# Start of Data shown
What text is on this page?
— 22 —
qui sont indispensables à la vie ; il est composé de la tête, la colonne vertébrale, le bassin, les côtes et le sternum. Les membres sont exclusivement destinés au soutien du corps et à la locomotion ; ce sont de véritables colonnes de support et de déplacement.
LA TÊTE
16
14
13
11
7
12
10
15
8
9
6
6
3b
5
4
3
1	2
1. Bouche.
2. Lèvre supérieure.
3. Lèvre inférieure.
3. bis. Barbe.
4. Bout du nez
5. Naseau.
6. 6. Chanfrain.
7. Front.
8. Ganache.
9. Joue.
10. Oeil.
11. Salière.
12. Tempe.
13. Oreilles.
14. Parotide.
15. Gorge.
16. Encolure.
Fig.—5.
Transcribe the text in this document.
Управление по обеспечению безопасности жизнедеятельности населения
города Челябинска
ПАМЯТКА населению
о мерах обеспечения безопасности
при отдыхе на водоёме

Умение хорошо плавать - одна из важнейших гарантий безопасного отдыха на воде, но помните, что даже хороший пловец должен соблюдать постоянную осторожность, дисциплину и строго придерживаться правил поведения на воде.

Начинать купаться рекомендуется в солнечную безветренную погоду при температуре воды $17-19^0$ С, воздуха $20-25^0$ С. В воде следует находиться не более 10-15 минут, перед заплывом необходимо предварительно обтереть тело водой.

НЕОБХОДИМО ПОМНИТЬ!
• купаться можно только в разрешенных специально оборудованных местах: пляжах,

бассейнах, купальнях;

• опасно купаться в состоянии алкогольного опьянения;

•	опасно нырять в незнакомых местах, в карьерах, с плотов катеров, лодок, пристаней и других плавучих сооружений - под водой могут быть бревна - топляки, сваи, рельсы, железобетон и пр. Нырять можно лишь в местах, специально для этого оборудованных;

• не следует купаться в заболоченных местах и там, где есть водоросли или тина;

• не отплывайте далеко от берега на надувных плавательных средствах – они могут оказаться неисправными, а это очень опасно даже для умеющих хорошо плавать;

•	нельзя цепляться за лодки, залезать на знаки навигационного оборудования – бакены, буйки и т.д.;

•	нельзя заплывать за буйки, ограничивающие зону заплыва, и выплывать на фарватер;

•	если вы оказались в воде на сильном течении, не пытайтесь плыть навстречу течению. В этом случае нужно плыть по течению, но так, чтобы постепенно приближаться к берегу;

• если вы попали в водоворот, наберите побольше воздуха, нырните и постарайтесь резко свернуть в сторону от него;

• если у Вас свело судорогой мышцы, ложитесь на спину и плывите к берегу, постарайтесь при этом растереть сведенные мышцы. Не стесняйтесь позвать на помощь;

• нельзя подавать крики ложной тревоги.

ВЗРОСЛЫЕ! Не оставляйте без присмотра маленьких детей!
# End of Data shown
> **Work required**: Return every record above exactly as it appears.

> **Worked answer**:
What text is on this page?
— 22 —
qui sont indispensables à la vie ; il est composé de la tête, la colonne vertébrale, le bassin, les côtes et le sternum. Les membres sont exclusivement destinés au soutien du corps et à la locomotion ; ce sont de véritables colonnes de support et de déplacement.
LA TÊTE
16
14
13
11
7
12
10
15
8
9
6
6
3b
5
4
3
1	2
1. Bouche.
2. Lèvre supérieure.
3. Lèvre inférieure.
3. bis. Barbe.
4. Bout du nez
5. Naseau.
6. 6. Chanfrain.
7. Front.
8. Ganache.
9. Joue.
10. Oeil.
11. Salière.
12. Tempe.
13. Oreilles.
14. Parotide.
15. Gorge.
16. Encolure.
Fig.—5.
Transcribe the text in this document.
Управление по обеспечению безопасности жизнедеятельности населения
города Челябинска
ПАМЯТКА населению
о мерах обеспечения безопасности
при отдыхе на водоёме

Умение хорошо плавать - одна из важнейших гарантий безопасного отдыха на воде, но помните, что даже хороший пловец должен соблюдать постоянную осторожность, дисциплину и строго придерживаться правил поведения на воде.

Начинать купаться рекомендуется в солнечную безветренную погоду при температуре воды $17-19^0$ С, воздуха $20-25^0$ С. В воде следует находиться не более 10-15 минут, перед заплывом необходимо предварительно обтереть тело водой.

НЕОБХОДИМО ПОМНИТЬ!
• купаться можно только в разрешенных специально оборудованных местах: пляжах,

бассейнах, купальнях;

• опасно купаться в состоянии алкогольного опьянения;

•	опасно нырять в незнакомых местах, в карьерах, с плотов катеров, лодок, пристаней и других плавучих сооружений - под водой могут быть бревна - топляки, сваи, рельсы, железобетон и пр. Нырять можно лишь в местах, специально для этого оборудованных;

• не следует купаться в заболоченных местах и там, где есть водоросли или тина;

• не отплывайте далеко от берега на надувных плавательных средствах – они могут оказаться неисправными, а это очень опасно даже для умеющих хорошо плавать;

•	нельзя цепляться за лодки, залезать на знаки навигационного оборудования – бакены, буйки и т.д.;

•	нельзя заплывать за буйки, ограничивающие зону заплыва, и выплывать на фарватер;

•	если вы оказались в воде на сильном течении, не пытайтесь плыть навстречу течению. В этом случае нужно плыть по течению, но так, чтобы постепенно приближаться к берегу;

• если вы попали в водоворот, наберите побольше воздуха, нырните и постарайтесь резко свернуть в сторону от него;

• если у Вас свело судорогой мышцы, ложитесь на спину и плывите к берегу, постарайтесь при этом растереть сведенные мышцы. Не стесняйтесь позвать на помощь;

• нельзя подавать крики ложной тревоги.

ВЗРОСЛЫЕ! Не оставляйте без присмотра маленьких детей!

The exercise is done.